OBJECTIVE:
Reproduce the records below exactly, leaving out any pictures.

Stored entries:
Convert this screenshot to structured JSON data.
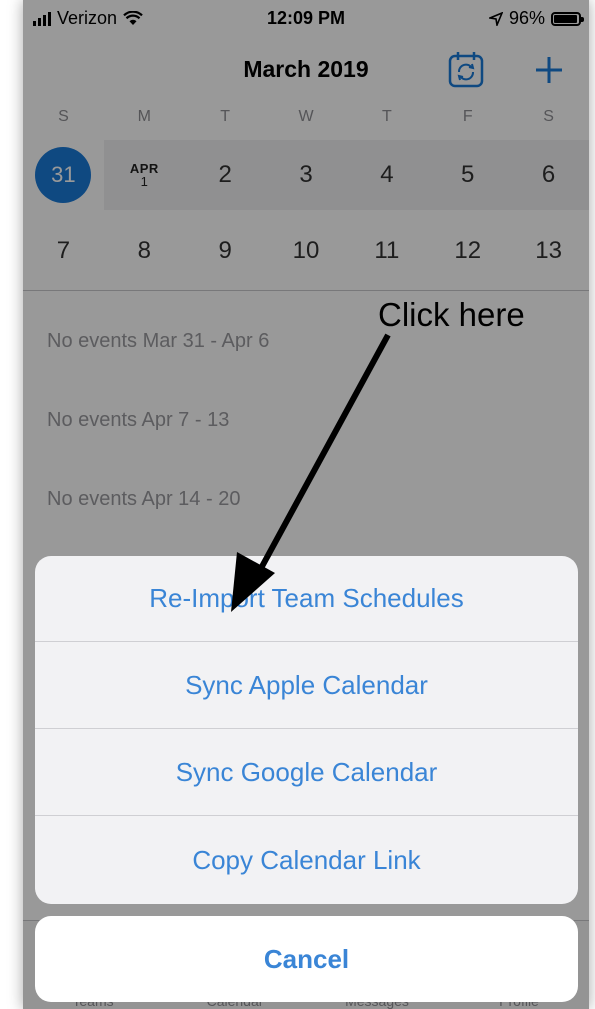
{
  "status_bar": {
    "carrier": "Verizon",
    "time": "12:09 PM",
    "battery": "96%",
    "battery_level": 0.96
  },
  "header": {
    "title": "March 2019",
    "calendar_sync_icon": "calendar-sync-icon",
    "add_icon": "plus-icon"
  },
  "weekdays": [
    "S",
    "M",
    "T",
    "W",
    "T",
    "F",
    "S"
  ],
  "week1": {
    "selected_day": "31",
    "apr_month": "APR",
    "apr_day": "1",
    "days": [
      "2",
      "3",
      "4",
      "5",
      "6"
    ]
  },
  "week2": [
    "7",
    "8",
    "9",
    "10",
    "11",
    "12",
    "13"
  ],
  "events": [
    "No events Mar 31 - Apr 6",
    "No events Apr 7 - 13",
    "No events Apr 14 - 20"
  ],
  "tabs": [
    "Teams",
    "Calendar",
    "Messages",
    "Profile"
  ],
  "action_sheet": {
    "options": [
      "Re-Import Team Schedules",
      "Sync Apple Calendar",
      "Sync Google Calendar",
      "Copy Calendar Link"
    ],
    "cancel": "Cancel"
  },
  "annotation": {
    "text": "Click here"
  },
  "colors": {
    "accent": "#3a85d6",
    "selected_day": "#1a7ad8"
  }
}
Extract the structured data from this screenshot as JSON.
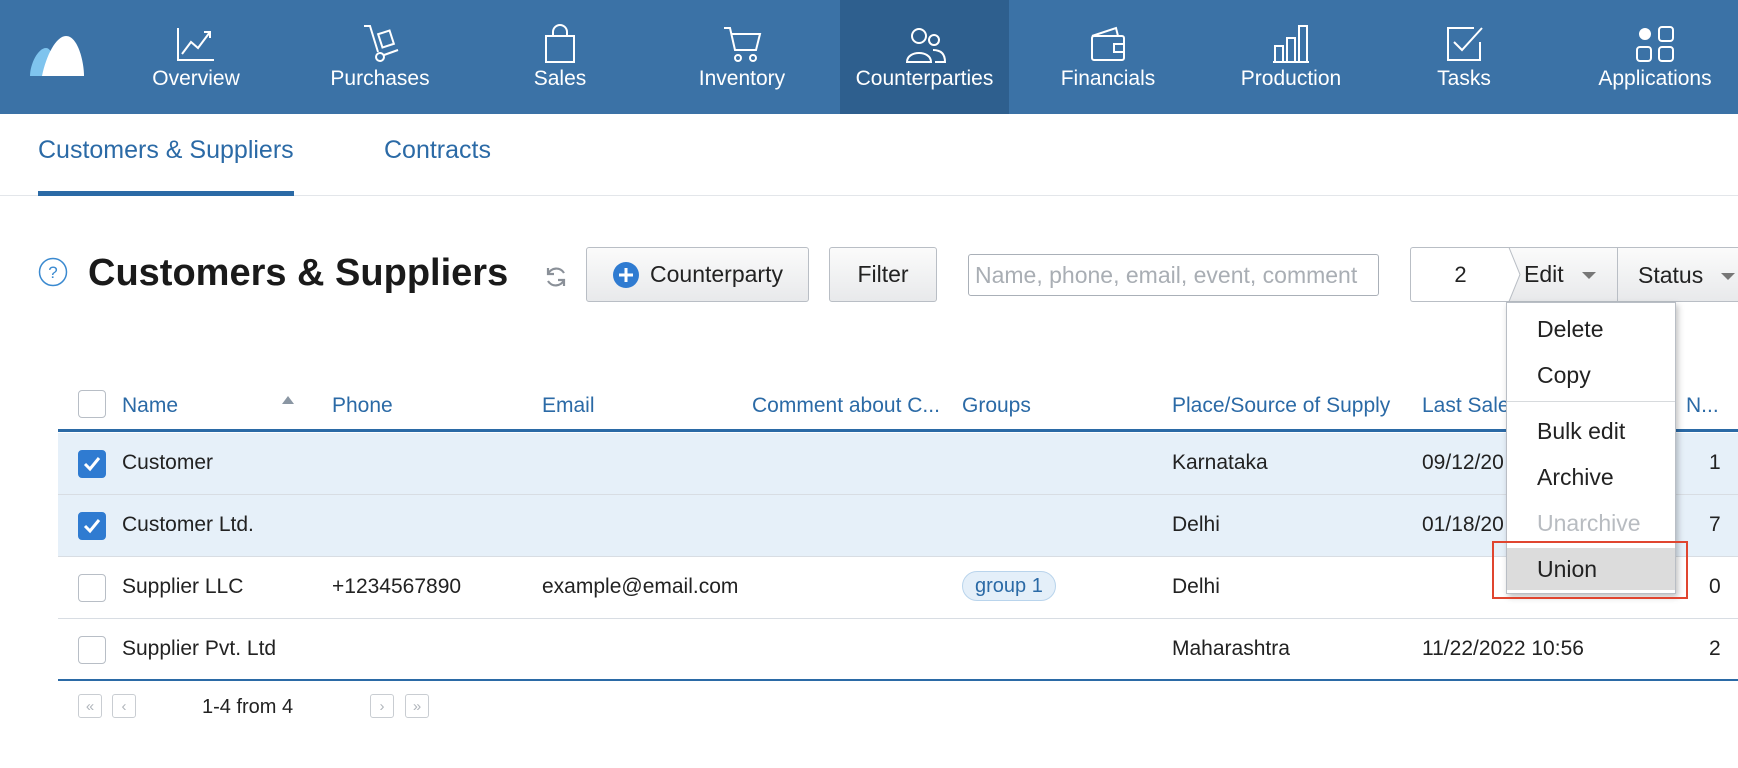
{
  "nav": {
    "items": [
      {
        "label": "Overview",
        "icon": "chart-line-icon"
      },
      {
        "label": "Purchases",
        "icon": "hand-truck-icon"
      },
      {
        "label": "Sales",
        "icon": "shopping-bag-icon"
      },
      {
        "label": "Inventory",
        "icon": "cart-icon"
      },
      {
        "label": "Counterparties",
        "icon": "people-icon"
      },
      {
        "label": "Financials",
        "icon": "wallet-icon"
      },
      {
        "label": "Production",
        "icon": "factory-icon"
      },
      {
        "label": "Tasks",
        "icon": "checkbox-icon"
      },
      {
        "label": "Applications",
        "icon": "apps-grid-icon"
      }
    ],
    "active": "Counterparties"
  },
  "subnav": {
    "tabs": [
      {
        "label": "Customers & Suppliers"
      },
      {
        "label": "Contracts"
      }
    ],
    "active": "Customers & Suppliers"
  },
  "toolbar": {
    "title": "Customers & Suppliers",
    "add_label": "Counterparty",
    "filter_label": "Filter",
    "search_placeholder": "Name, phone, email, event, comment",
    "selected_count": "2",
    "edit_label": "Edit",
    "status_label": "Status"
  },
  "table": {
    "columns": [
      "Name",
      "Phone",
      "Email",
      "Comment about C...",
      "Groups",
      "Place/Source of Supply",
      "Last Sale",
      "N..."
    ],
    "rows": [
      {
        "checked": true,
        "name": "Customer",
        "phone": "",
        "email": "",
        "comment": "",
        "group": "",
        "place": "Karnataka",
        "last_sale": "09/12/20",
        "n": "1"
      },
      {
        "checked": true,
        "name": "Customer Ltd.",
        "phone": "",
        "email": "",
        "comment": "",
        "group": "",
        "place": "Delhi",
        "last_sale": "01/18/20",
        "n": "7"
      },
      {
        "checked": false,
        "name": "Supplier LLC",
        "phone": "+1234567890",
        "email": "example@email.com",
        "comment": "",
        "group": "group 1",
        "place": "Delhi",
        "last_sale": "",
        "n": "0"
      },
      {
        "checked": false,
        "name": "Supplier Pvt. Ltd",
        "phone": "",
        "email": "",
        "comment": "",
        "group": "",
        "place": "Maharashtra",
        "last_sale": "11/22/2022 10:56",
        "n": "2"
      }
    ]
  },
  "pager": {
    "range_text": "1-4 from 4"
  },
  "edit_menu": {
    "items": [
      {
        "label": "Delete",
        "disabled": false
      },
      {
        "label": "Copy",
        "disabled": false
      },
      {
        "label": "Bulk edit",
        "disabled": false
      },
      {
        "label": "Archive",
        "disabled": false
      },
      {
        "label": "Unarchive",
        "disabled": true
      },
      {
        "label": "Union",
        "disabled": false,
        "hovered": true
      }
    ]
  },
  "colors": {
    "nav_bg": "#3b72a6",
    "nav_active_bg": "#2e5f8e",
    "accent": "#2b6aa6",
    "selected_row_bg": "#e6f0f9",
    "checkbox_on": "#2f7bd1",
    "highlight_border": "#e0452f"
  }
}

EXERCISE SOLUTION:
Convert this screenshot to structured JSON data.
{
  "status_bar": {
    "carrier": "Verizon",
    "time": "12:09 PM",
    "battery": "96%",
    "battery_level": 0.96
  },
  "header": {
    "title": "March 2019",
    "calendar_sync_icon": "calendar-sync-icon",
    "add_icon": "plus-icon"
  },
  "weekdays": [
    "S",
    "M",
    "T",
    "W",
    "T",
    "F",
    "S"
  ],
  "week1": {
    "selected_day": "31",
    "apr_month": "APR",
    "apr_day": "1",
    "days": [
      "2",
      "3",
      "4",
      "5",
      "6"
    ]
  },
  "week2": [
    "7",
    "8",
    "9",
    "10",
    "11",
    "12",
    "13"
  ],
  "events": [
    "No events Mar 31 - Apr 6",
    "No events Apr 7 - 13",
    "No events Apr 14 - 20"
  ],
  "tabs": [
    "Teams",
    "Calendar",
    "Messages",
    "Profile"
  ],
  "action_sheet": {
    "options": [
      "Re-Import Team Schedules",
      "Sync Apple Calendar",
      "Sync Google Calendar",
      "Copy Calendar Link"
    ],
    "cancel": "Cancel"
  },
  "annotation": {
    "text": "Click here"
  },
  "colors": {
    "accent": "#3a85d6",
    "selected_day": "#1a7ad8"
  }
}
Extract the structured data from this screenshot as JSON.
{
  "nav": {
    "items": [
      {
        "label": "Overview",
        "icon": "chart-line-icon"
      },
      {
        "label": "Purchases",
        "icon": "hand-truck-icon"
      },
      {
        "label": "Sales",
        "icon": "shopping-bag-icon"
      },
      {
        "label": "Inventory",
        "icon": "cart-icon"
      },
      {
        "label": "Counterparties",
        "icon": "people-icon"
      },
      {
        "label": "Financials",
        "icon": "wallet-icon"
      },
      {
        "label": "Production",
        "icon": "factory-icon"
      },
      {
        "label": "Tasks",
        "icon": "checkbox-icon"
      },
      {
        "label": "Applications",
        "icon": "apps-grid-icon"
      }
    ],
    "active": "Counterparties"
  },
  "subnav": {
    "tabs": [
      {
        "label": "Customers & Suppliers"
      },
      {
        "label": "Contracts"
      }
    ],
    "active": "Customers & Suppliers"
  },
  "toolbar": {
    "title": "Customers & Suppliers",
    "add_label": "Counterparty",
    "filter_label": "Filter",
    "search_placeholder": "Name, phone, email, event, comment",
    "selected_count": "2",
    "edit_label": "Edit",
    "status_label": "Status"
  },
  "table": {
    "columns": [
      "Name",
      "Phone",
      "Email",
      "Comment about C...",
      "Groups",
      "Place/Source of Supply",
      "Last Sale",
      "N..."
    ],
    "rows": [
      {
        "checked": true,
        "name": "Customer",
        "phone": "",
        "email": "",
        "comment": "",
        "group": "",
        "place": "Karnataka",
        "last_sale": "09/12/20",
        "n": "1"
      },
      {
        "checked": true,
        "name": "Customer Ltd.",
        "phone": "",
        "email": "",
        "comment": "",
        "group": "",
        "place": "Delhi",
        "last_sale": "01/18/20",
        "n": "7"
      },
      {
        "checked": false,
        "name": "Supplier LLC",
        "phone": "+1234567890",
        "email": "example@email.com",
        "comment": "",
        "group": "group 1",
        "place": "Delhi",
        "last_sale": "",
        "n": "0"
      },
      {
        "checked": false,
        "name": "Supplier Pvt. Ltd",
        "phone": "",
        "email": "",
        "comment": "",
        "group": "",
        "place": "Maharashtra",
        "last_sale": "11/22/2022 10:56",
        "n": "2"
      }
    ]
  },
  "pager": {
    "range_text": "1-4 from 4"
  },
  "edit_menu": {
    "items": [
      {
        "label": "Delete",
        "disabled": false
      },
      {
        "label": "Copy",
        "disabled": false
      },
      {
        "label": "Bulk edit",
        "disabled": false
      },
      {
        "label": "Archive",
        "disabled": false
      },
      {
        "label": "Unarchive",
        "disabled": true
      },
      {
        "label": "Union",
        "disabled": false,
        "hovered": true
      }
    ]
  },
  "colors": {
    "nav_bg": "#3b72a6",
    "nav_active_bg": "#2e5f8e",
    "accent": "#2b6aa6",
    "selected_row_bg": "#e6f0f9",
    "checkbox_on": "#2f7bd1",
    "highlight_border": "#e0452f"
  }
}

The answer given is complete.